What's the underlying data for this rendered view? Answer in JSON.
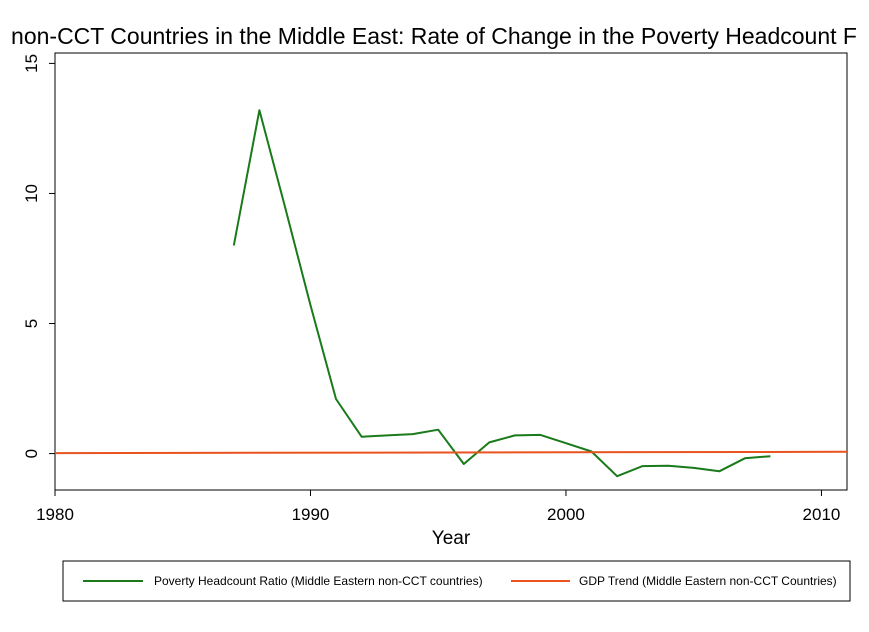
{
  "chart_data": {
    "type": "line",
    "title": "non-CCT Countries in the Middle East: Rate of Change in the Poverty Headcount F",
    "xlabel": "Year",
    "ylabel": "",
    "xlim": [
      1980,
      2011
    ],
    "ylim": [
      -1.4,
      15.4
    ],
    "x_ticks": [
      1980,
      1990,
      2000,
      2010
    ],
    "y_ticks": [
      0,
      5,
      10,
      15
    ],
    "grid": false,
    "legend_position": "bottom",
    "colors": {
      "poverty": "#1a7a1a",
      "gdp": "#e8531f"
    },
    "series": [
      {
        "name": "Poverty Headcount Ratio (Middle Eastern non-CCT countries)",
        "x": [
          1987,
          1988,
          1989,
          1990,
          1991,
          1992,
          1993,
          1994,
          1995,
          1996,
          1997,
          1998,
          1999,
          2000,
          2001,
          2002,
          2003,
          2004,
          2005,
          2006,
          2007,
          2008
        ],
        "y": [
          8.0,
          13.2,
          9.5,
          5.7,
          2.1,
          0.65,
          0.7,
          0.75,
          0.92,
          -0.4,
          0.43,
          0.7,
          0.72,
          0.4,
          0.08,
          -0.87,
          -0.48,
          -0.47,
          -0.55,
          -0.68,
          -0.18,
          -0.1
        ]
      },
      {
        "name": "GDP Trend (Middle Eastern non-CCT Countries)",
        "x": [
          1980,
          2011
        ],
        "y": [
          0.02,
          0.07
        ]
      }
    ]
  }
}
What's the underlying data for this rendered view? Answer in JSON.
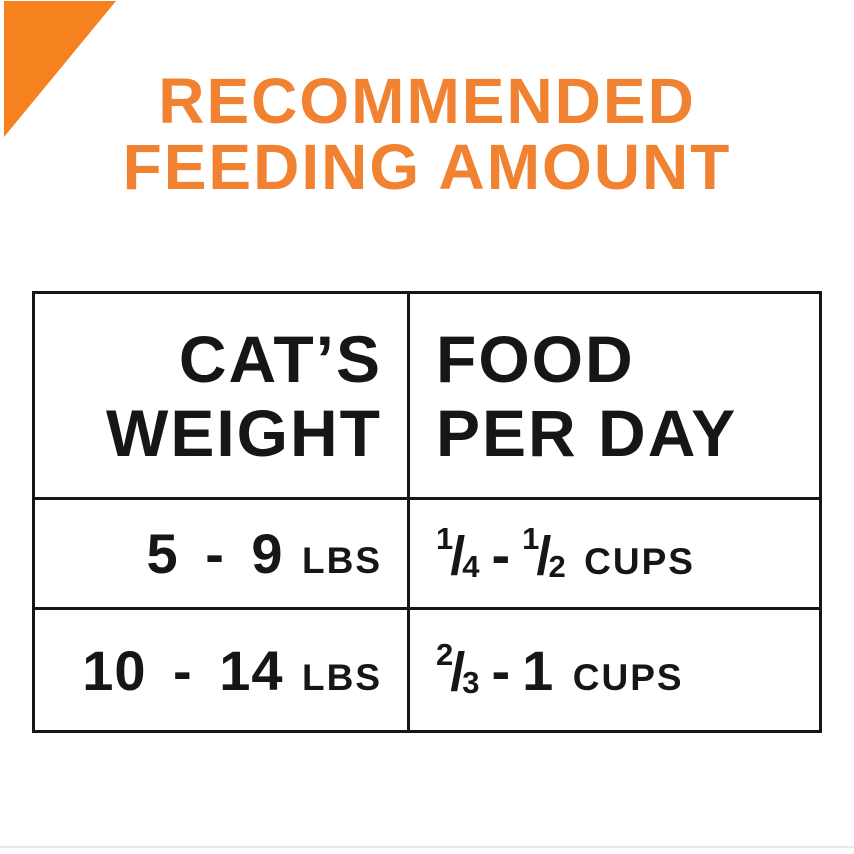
{
  "title": {
    "line1": "RECOMMENDED",
    "line2": "FEEDING AMOUNT"
  },
  "strings": {
    "slash": "/"
  },
  "table": {
    "header": {
      "col1_line1": "CAT’S",
      "col1_line2": "WEIGHT",
      "col2_line1": "FOOD",
      "col2_line2": "PER DAY"
    },
    "rows": [
      {
        "weight": "5 - 9",
        "weight_unit": "LBS",
        "food": {
          "frac1": {
            "num": "1",
            "den": "4"
          },
          "dash": "-",
          "frac2": {
            "num": "1",
            "den": "2"
          },
          "unit": "CUPS"
        }
      },
      {
        "weight": "10 - 14",
        "weight_unit": "LBS",
        "food": {
          "frac1": {
            "num": "2",
            "den": "3"
          },
          "dash": "-",
          "whole": "1",
          "unit": "CUPS"
        }
      }
    ]
  },
  "colors": {
    "accent_orange_triangle": "#F5821F",
    "title_orange": "#F08231",
    "text_black": "#161616",
    "table_border": "#161616",
    "bottom_line_gray": "#E8E8E8",
    "background": "#FFFFFF"
  },
  "chart_data": {
    "type": "table",
    "title": "RECOMMENDED FEEDING AMOUNT",
    "columns": [
      "CAT'S WEIGHT",
      "FOOD PER DAY"
    ],
    "rows": [
      [
        "5 - 9 lbs",
        "1/4 - 1/2 cups"
      ],
      [
        "10 - 14 lbs",
        "2/3 - 1 cups"
      ]
    ],
    "layout_hints": {
      "header_col1_align": "right",
      "header_col2_align": "left",
      "grid": "on",
      "border_color": "#161616"
    }
  }
}
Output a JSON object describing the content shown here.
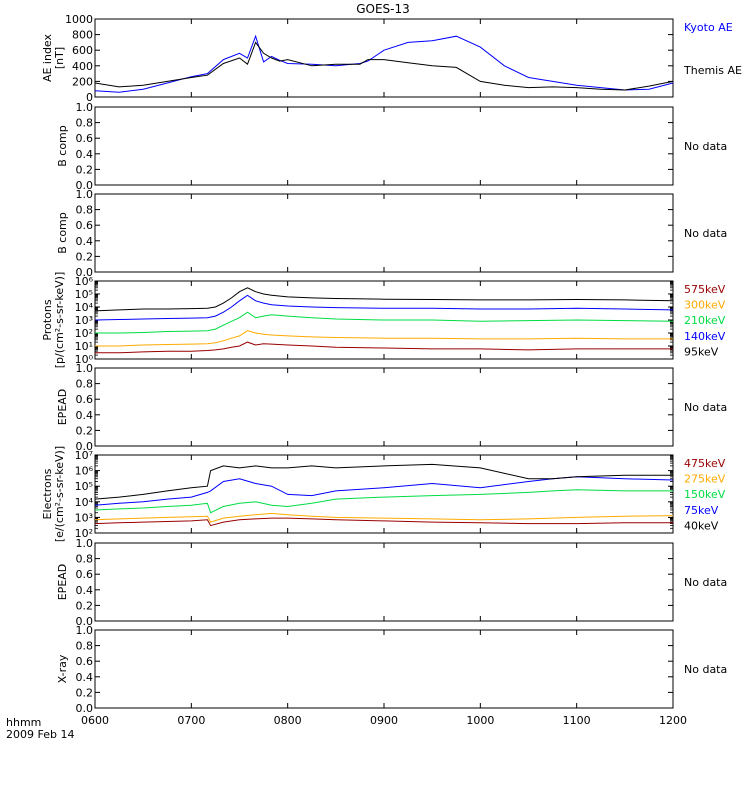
{
  "title": "GOES-13",
  "footer": {
    "unit_label": "hhmm",
    "date_label": "2009 Feb 14"
  },
  "x_axis": {
    "ticks": [
      "0600",
      "0700",
      "0800",
      "0900",
      "1000",
      "1100",
      "1200"
    ],
    "range": [
      "0600",
      "1200"
    ]
  },
  "colors": {
    "black": "#000000",
    "blue": "#0000ff",
    "green": "#00dd44",
    "orange": "#ffaa00",
    "darkred": "#990000",
    "axis": "#000000"
  },
  "chart_data": [
    {
      "type": "line",
      "id": "ae",
      "ylabel_lines": [
        "AE index",
        "[nT]"
      ],
      "ylim": [
        0,
        1000
      ],
      "y_ticks": [
        "0",
        "200",
        "400",
        "600",
        "800",
        "1000"
      ],
      "scale": "linear",
      "legend_placement": "right",
      "x": [
        "0600",
        "0615",
        "0630",
        "0645",
        "0700",
        "0710",
        "0720",
        "0730",
        "0735",
        "0740",
        "0745",
        "0750",
        "0755",
        "0800",
        "0815",
        "0830",
        "0845",
        "0850",
        "0900",
        "0915",
        "0930",
        "0945",
        "1000",
        "1015",
        "1030",
        "1045",
        "1100",
        "1115",
        "1130",
        "1145",
        "1200"
      ],
      "series": [
        {
          "name": "Kyoto AE",
          "color": "#0000ff",
          "values": [
            80,
            60,
            100,
            180,
            260,
            300,
            480,
            560,
            500,
            780,
            450,
            520,
            470,
            430,
            420,
            400,
            430,
            460,
            600,
            700,
            720,
            780,
            640,
            400,
            250,
            200,
            150,
            120,
            90,
            100,
            180
          ]
        },
        {
          "name": "Themis AE",
          "color": "#000000",
          "values": [
            180,
            130,
            150,
            200,
            250,
            280,
            430,
            500,
            420,
            700,
            560,
            500,
            460,
            480,
            400,
            420,
            420,
            480,
            480,
            440,
            400,
            380,
            200,
            150,
            120,
            130,
            120,
            100,
            90,
            140,
            200
          ]
        }
      ]
    },
    {
      "type": "line",
      "id": "bcomp1",
      "ylabel_lines": [
        "B comp"
      ],
      "ylim": [
        0,
        1
      ],
      "y_ticks": [
        "0.0",
        "0.2",
        "0.4",
        "0.6",
        "0.8",
        "1.0"
      ],
      "scale": "linear",
      "status_label": "No data",
      "series": []
    },
    {
      "type": "line",
      "id": "bcomp2",
      "ylabel_lines": [
        "B comp"
      ],
      "ylim": [
        0,
        1
      ],
      "y_ticks": [
        "0.0",
        "0.2",
        "0.4",
        "0.6",
        "0.8",
        "1.0"
      ],
      "scale": "linear",
      "status_label": "No data",
      "series": []
    },
    {
      "type": "line",
      "id": "protons",
      "ylabel_lines": [
        "Protons",
        "[p/(cm²-s-sr-keV)]"
      ],
      "ylim": [
        1,
        1000000
      ],
      "y_ticks": [
        "10⁰",
        "10¹",
        "10²",
        "10³",
        "10⁴",
        "10⁵",
        "10⁶"
      ],
      "scale": "log",
      "legend_placement": "right",
      "x": [
        "0600",
        "0615",
        "0630",
        "0645",
        "0700",
        "0710",
        "0715",
        "0720",
        "0725",
        "0730",
        "0735",
        "0740",
        "0745",
        "0750",
        "0800",
        "0815",
        "0830",
        "0900",
        "0930",
        "1000",
        "1030",
        "1100",
        "1130",
        "1200"
      ],
      "series": [
        {
          "name": "575keV",
          "color": "#990000",
          "values": [
            3,
            3,
            3.5,
            4,
            4,
            4.5,
            5,
            6,
            8,
            10,
            20,
            12,
            15,
            14,
            12,
            10,
            8,
            7,
            6,
            6,
            5,
            6,
            6,
            6
          ]
        },
        {
          "name": "300keV",
          "color": "#ffaa00",
          "values": [
            10,
            10,
            12,
            13,
            14,
            15,
            18,
            25,
            40,
            60,
            150,
            100,
            80,
            70,
            60,
            50,
            45,
            40,
            40,
            35,
            35,
            40,
            35,
            35
          ]
        },
        {
          "name": "210keV",
          "color": "#00dd44",
          "values": [
            100,
            100,
            110,
            130,
            140,
            150,
            200,
            400,
            800,
            1500,
            4000,
            1500,
            2000,
            2500,
            2000,
            1500,
            1200,
            1000,
            1000,
            800,
            900,
            1000,
            900,
            800
          ]
        },
        {
          "name": "140keV",
          "color": "#0000ff",
          "values": [
            1000,
            1100,
            1200,
            1300,
            1400,
            1500,
            2000,
            4000,
            10000,
            30000,
            80000,
            30000,
            20000,
            15000,
            12000,
            10000,
            9000,
            8000,
            8000,
            7000,
            7000,
            8000,
            7000,
            6000
          ]
        },
        {
          "name": "95keV",
          "color": "#000000",
          "values": [
            5000,
            6000,
            7000,
            7000,
            7500,
            8000,
            10000,
            20000,
            50000,
            150000,
            300000,
            150000,
            100000,
            80000,
            60000,
            50000,
            45000,
            40000,
            38000,
            35000,
            35000,
            38000,
            35000,
            30000
          ]
        }
      ]
    },
    {
      "type": "line",
      "id": "epead1",
      "ylabel_lines": [
        "EPEAD"
      ],
      "ylim": [
        0,
        1
      ],
      "y_ticks": [
        "0.0",
        "0.2",
        "0.4",
        "0.6",
        "0.8",
        "1.0"
      ],
      "scale": "linear",
      "status_label": "No data",
      "series": []
    },
    {
      "type": "line",
      "id": "electrons",
      "ylabel_lines": [
        "Electrons",
        "[e/(cm²-s-sr-keV)]"
      ],
      "ylim": [
        100,
        10000000
      ],
      "y_ticks": [
        "10²",
        "10³",
        "10⁴",
        "10⁵",
        "10⁶",
        "10⁷"
      ],
      "scale": "log",
      "legend_placement": "right",
      "x": [
        "0600",
        "0615",
        "0630",
        "0645",
        "0700",
        "0710",
        "0712",
        "0720",
        "0730",
        "0740",
        "0750",
        "0800",
        "0815",
        "0830",
        "0900",
        "0930",
        "1000",
        "1030",
        "1045",
        "1100",
        "1130",
        "1200"
      ],
      "series": [
        {
          "name": "475keV",
          "color": "#990000",
          "values": [
            400,
            450,
            500,
            550,
            600,
            700,
            300,
            500,
            700,
            800,
            900,
            900,
            800,
            700,
            600,
            500,
            450,
            400,
            400,
            400,
            450,
            450
          ]
        },
        {
          "name": "275keV",
          "color": "#ffaa00",
          "values": [
            700,
            800,
            900,
            1000,
            1100,
            1200,
            500,
            900,
            1200,
            1500,
            1800,
            1500,
            1200,
            1000,
            900,
            800,
            700,
            800,
            900,
            1000,
            1200,
            1300
          ]
        },
        {
          "name": "150keV",
          "color": "#00dd44",
          "values": [
            3000,
            3500,
            4000,
            5000,
            6000,
            8000,
            2000,
            5000,
            8000,
            10000,
            6000,
            5000,
            8000,
            15000,
            20000,
            25000,
            30000,
            40000,
            50000,
            60000,
            50000,
            50000
          ]
        },
        {
          "name": "75keV",
          "color": "#0000ff",
          "values": [
            6000,
            8000,
            10000,
            15000,
            20000,
            40000,
            50000,
            200000,
            300000,
            150000,
            100000,
            30000,
            25000,
            50000,
            80000,
            150000,
            80000,
            200000,
            300000,
            400000,
            300000,
            250000
          ]
        },
        {
          "name": "40keV",
          "color": "#000000",
          "values": [
            15000,
            20000,
            30000,
            50000,
            80000,
            100000,
            1000000,
            2000000,
            1500000,
            2000000,
            1500000,
            1500000,
            2000000,
            1500000,
            2000000,
            2500000,
            1500000,
            300000,
            300000,
            400000,
            500000,
            500000
          ]
        }
      ]
    },
    {
      "type": "line",
      "id": "epead2",
      "ylabel_lines": [
        "EPEAD"
      ],
      "ylim": [
        0,
        1
      ],
      "y_ticks": [
        "0.0",
        "0.2",
        "0.4",
        "0.6",
        "0.8",
        "1.0"
      ],
      "scale": "linear",
      "status_label": "No data",
      "series": []
    },
    {
      "type": "line",
      "id": "xray",
      "ylabel_lines": [
        "X-ray"
      ],
      "ylim": [
        0,
        1
      ],
      "y_ticks": [
        "0.0",
        "0.2",
        "0.4",
        "0.6",
        "0.8",
        "1.0"
      ],
      "scale": "linear",
      "status_label": "No data",
      "series": []
    }
  ]
}
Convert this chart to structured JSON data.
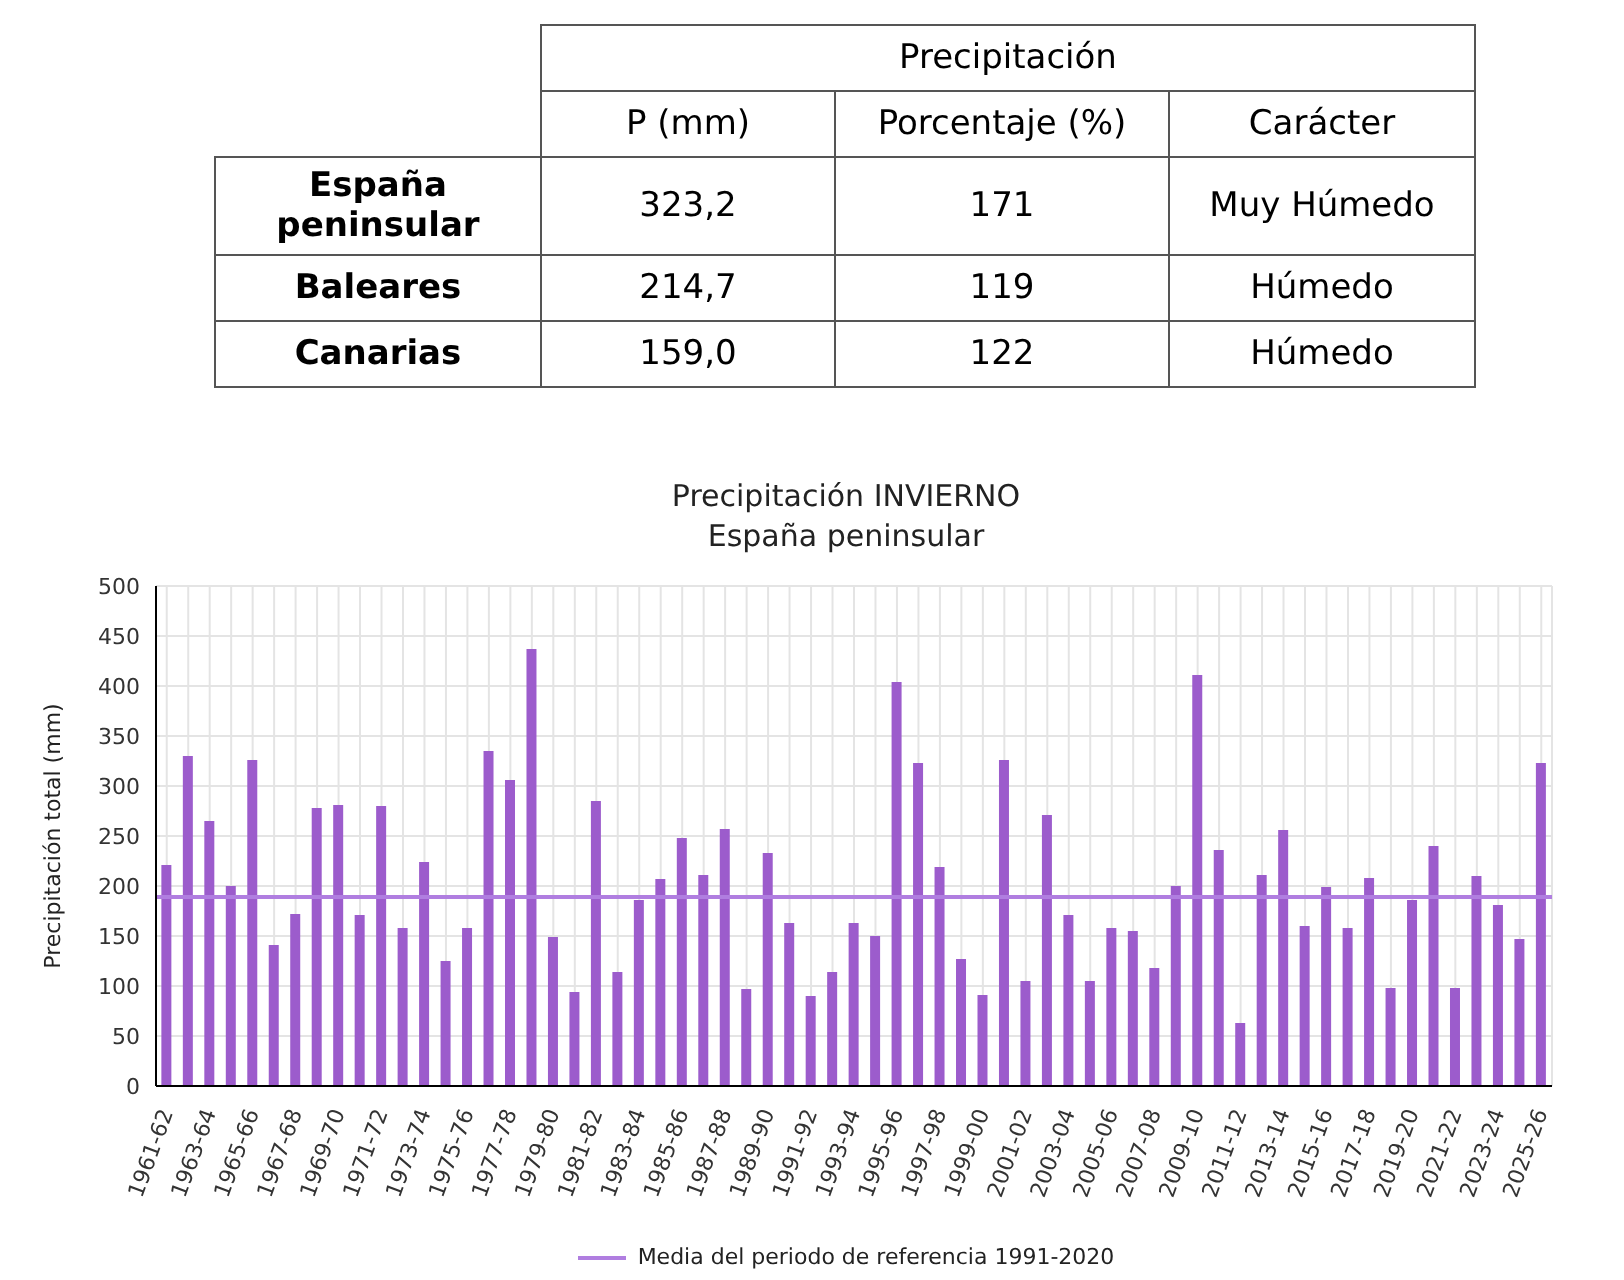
{
  "chart_data": [
    {
      "type": "other",
      "title": "Precipitación",
      "categories": [
        "P (mm)",
        "Porcentaje (%)",
        "Carácter"
      ],
      "y_categories": [
        "España peninsular",
        "Baleares",
        "Canarias"
      ],
      "cell_labels": [
        [
          "323,2",
          "171",
          "Muy Húmedo"
        ],
        [
          "214,7",
          "119",
          "Húmedo"
        ],
        [
          "159,0",
          "122",
          "Húmedo"
        ]
      ]
    },
    {
      "type": "bar",
      "title": "Precipitación INVIERNO",
      "subtitle": "España peninsular",
      "ylabel": "Precipitación total (mm)",
      "categories": [
        "1961-62",
        null,
        "1963-64",
        null,
        "1965-66",
        null,
        "1967-68",
        null,
        "1969-70",
        null,
        "1971-72",
        null,
        "1973-74",
        null,
        "1975-76",
        null,
        "1977-78",
        null,
        "1979-80",
        null,
        "1981-82",
        null,
        "1983-84",
        null,
        "1985-86",
        null,
        "1987-88",
        null,
        "1989-90",
        null,
        "1991-92",
        null,
        "1993-94",
        null,
        "1995-96",
        null,
        "1997-98",
        null,
        "1999-00",
        null,
        "2001-02",
        null,
        "2003-04",
        null,
        "2005-06",
        null,
        "2007-08",
        null,
        "2009-10",
        null,
        "2011-12",
        null,
        "2013-14",
        null,
        "2015-16",
        null,
        "2017-18",
        null,
        "2019-20",
        null,
        "2021-22",
        null,
        "2023-24",
        null,
        "2025-26"
      ],
      "values": [
        221,
        330,
        265,
        200,
        326,
        141,
        172,
        278,
        281,
        171,
        280,
        158,
        224,
        125,
        158,
        335,
        306,
        437,
        149,
        94,
        285,
        114,
        186,
        207,
        248,
        211,
        257,
        97,
        233,
        163,
        90,
        114,
        163,
        150,
        404,
        323,
        219,
        127,
        91,
        326,
        105,
        271,
        171,
        105,
        158,
        155,
        118,
        200,
        411,
        236,
        63,
        211,
        256,
        160,
        199,
        158,
        208,
        98,
        186,
        240,
        98,
        210,
        181,
        147,
        323
      ],
      "color": "#9c5ccc",
      "ylim": [
        0,
        500
      ],
      "yticks": [
        0,
        50,
        100,
        150,
        200,
        250,
        300,
        350,
        400,
        450,
        500
      ],
      "grid": true,
      "legend": "bottom",
      "ref_lines": [
        {
          "axis": "y",
          "value": 189,
          "label": "Media del periodo de referencia 1991-2020",
          "color": "#b07ee0"
        }
      ]
    }
  ]
}
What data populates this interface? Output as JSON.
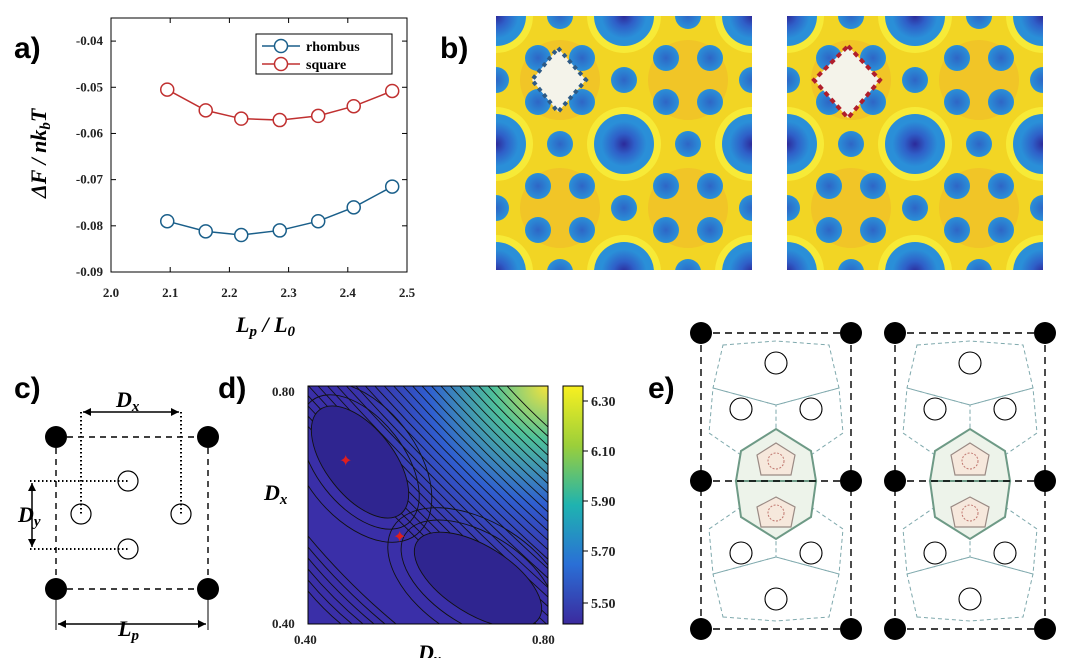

◆ **Exercise prompt**: What is the number of lines containing "Middle"? Give that number only.

◆ **Written solution**: 3